▸ **Given instruction**
Every entry that follows should be repeated exactly; drop the images.

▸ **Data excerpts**
%%

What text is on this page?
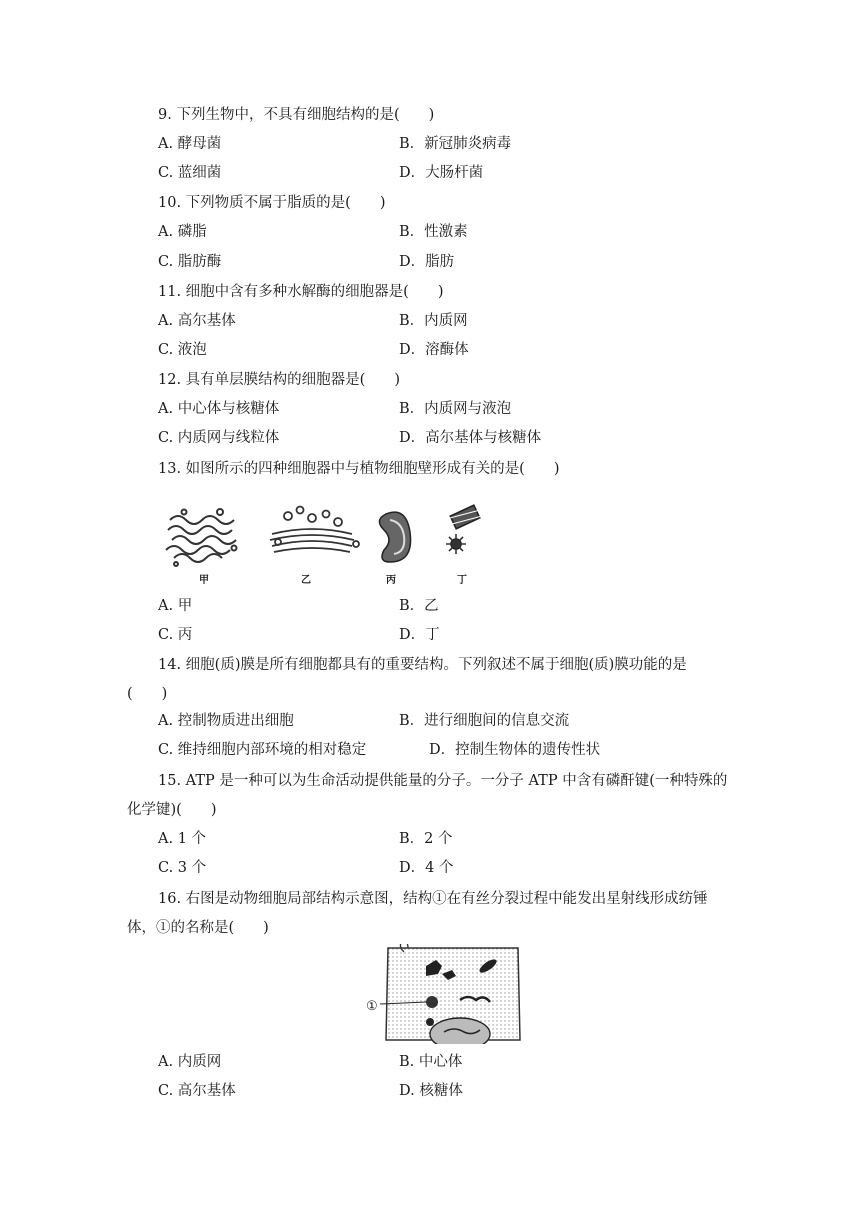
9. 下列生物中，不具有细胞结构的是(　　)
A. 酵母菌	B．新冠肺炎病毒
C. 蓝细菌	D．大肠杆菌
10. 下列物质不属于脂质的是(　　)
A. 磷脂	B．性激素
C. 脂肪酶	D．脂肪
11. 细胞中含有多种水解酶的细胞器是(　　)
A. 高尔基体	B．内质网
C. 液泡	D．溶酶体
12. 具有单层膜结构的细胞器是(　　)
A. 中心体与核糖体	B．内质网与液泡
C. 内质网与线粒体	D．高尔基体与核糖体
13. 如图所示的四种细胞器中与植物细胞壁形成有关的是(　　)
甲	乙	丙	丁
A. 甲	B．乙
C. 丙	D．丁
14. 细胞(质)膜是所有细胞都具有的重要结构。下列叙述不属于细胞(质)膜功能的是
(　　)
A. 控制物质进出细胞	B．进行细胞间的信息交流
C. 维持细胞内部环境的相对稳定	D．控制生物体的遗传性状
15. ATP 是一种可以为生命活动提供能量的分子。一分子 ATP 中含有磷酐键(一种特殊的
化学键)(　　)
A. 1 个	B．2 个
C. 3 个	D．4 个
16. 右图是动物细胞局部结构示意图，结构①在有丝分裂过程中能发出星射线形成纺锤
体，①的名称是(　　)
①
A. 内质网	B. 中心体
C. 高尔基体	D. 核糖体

%%

▸ **Task response**
What text is on this page?
9. 下列生物中，不具有细胞结构的是(　　)
A. 酵母菌	B．新冠肺炎病毒
C. 蓝细菌	D．大肠杆菌
10. 下列物质不属于脂质的是(　　)
A. 磷脂	B．性激素
C. 脂肪酶	D．脂肪
11. 细胞中含有多种水解酶的细胞器是(　　)
A. 高尔基体	B．内质网
C. 液泡	D．溶酶体
12. 具有单层膜结构的细胞器是(　　)
A. 中心体与核糖体	B．内质网与液泡
C. 内质网与线粒体	D．高尔基体与核糖体
13. 如图所示的四种细胞器中与植物细胞壁形成有关的是(　　)
甲	乙	丙	丁
A. 甲	B．乙
C. 丙	D．丁
14. 细胞(质)膜是所有细胞都具有的重要结构。下列叙述不属于细胞(质)膜功能的是
(　　)
A. 控制物质进出细胞	B．进行细胞间的信息交流
C. 维持细胞内部环境的相对稳定	D．控制生物体的遗传性状
15. ATP 是一种可以为生命活动提供能量的分子。一分子 ATP 中含有磷酐键(一种特殊的
化学键)(　　)
A. 1 个	B．2 个
C. 3 个	D．4 个
16. 右图是动物细胞局部结构示意图，结构①在有丝分裂过程中能发出星射线形成纺锤
体，①的名称是(　　)
①
A. 内质网	B. 中心体
C. 高尔基体	D. 核糖体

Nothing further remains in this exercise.